== 原文 ==
MQL5では、プログラムを作成する際に基本的な構造として、主に3つの関数(イベントハンドラ)が使われます。これらの関数は、MQL5のエキスパートアドバイザー(EA)やインジケーター、スクリプトにおいて非常に重要な役割を果たします。ここでは、それぞれの関数がどのような役割を持ち、どのように使用するかについて詳しく解説します。

OnInit関数

OnInit関数は、MQL5プログラムにおいて最初に呼び出される関数です。プログラムがチャートに読み込まれた時、またはEAやインジケーターが最初に実行される際に実行されます。この関数は、プログラムの初期化処理を行うために使用されます。

主な用途

  • 初期化処理を行う
  • 設定や変数、リソースの初期化
  • その他の初期化処理やインジケーター設定

OnInit関数内では、プログラムのセットアップや初期化、インジケーターの設定、必要なリソースの読み込みなどを行います。例えば、ファイルのオープンやデータベースの接続を行う際にも利用します。

int OnInit() {
    // 初期化処理
    Print("プログラムが初期化されました");
    return(INIT_SUCCEEDED);  // 初期化成功を返す
}

このコードでは、OnInit関数が初期化処理を行い、その後INIT_SUCCEEDEDを返すことでプログラムが正常に初期化されたことを示します。
===
== データセット ==
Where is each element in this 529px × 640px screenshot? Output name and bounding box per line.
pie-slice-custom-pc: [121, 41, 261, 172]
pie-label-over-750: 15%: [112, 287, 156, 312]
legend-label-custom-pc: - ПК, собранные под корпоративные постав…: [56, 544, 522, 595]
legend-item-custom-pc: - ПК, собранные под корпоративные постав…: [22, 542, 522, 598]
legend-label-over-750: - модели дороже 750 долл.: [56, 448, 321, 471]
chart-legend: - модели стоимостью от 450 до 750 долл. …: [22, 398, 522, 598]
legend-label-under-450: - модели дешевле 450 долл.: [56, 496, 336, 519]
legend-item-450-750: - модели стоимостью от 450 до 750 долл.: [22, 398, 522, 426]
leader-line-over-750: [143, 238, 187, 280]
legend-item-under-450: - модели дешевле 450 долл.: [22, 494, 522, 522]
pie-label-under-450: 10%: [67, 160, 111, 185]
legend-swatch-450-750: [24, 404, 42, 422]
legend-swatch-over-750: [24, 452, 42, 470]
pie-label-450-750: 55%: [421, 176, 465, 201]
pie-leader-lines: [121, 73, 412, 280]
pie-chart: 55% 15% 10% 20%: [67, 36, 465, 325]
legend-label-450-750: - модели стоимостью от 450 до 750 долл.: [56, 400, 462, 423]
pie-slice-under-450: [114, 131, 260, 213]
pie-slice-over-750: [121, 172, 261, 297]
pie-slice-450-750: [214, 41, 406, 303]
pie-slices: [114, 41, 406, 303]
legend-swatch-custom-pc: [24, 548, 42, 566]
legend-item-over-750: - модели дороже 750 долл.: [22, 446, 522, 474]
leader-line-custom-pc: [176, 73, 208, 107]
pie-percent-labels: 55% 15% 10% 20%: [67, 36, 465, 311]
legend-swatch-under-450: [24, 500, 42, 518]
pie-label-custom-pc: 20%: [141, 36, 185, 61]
===
### 作業指示
原文について、次の問いに答えてください。
(a) MQL5のプログラムで基本的な構造として主に使われる関数(イベントハンドラ)はいくつですか。
(b) OnInit関数は何を行うために使用されますか。
(c) コード例でOnInit関数は、プログラムが正常に初期化されたことを示すために何を返しますか。
記録はこの作業に関係しません。

### 作業結果
(a) 3つです。
(b) プログラムの初期化処理を行うために使用されます。
(c) INIT_SUCCEEDEDを返します。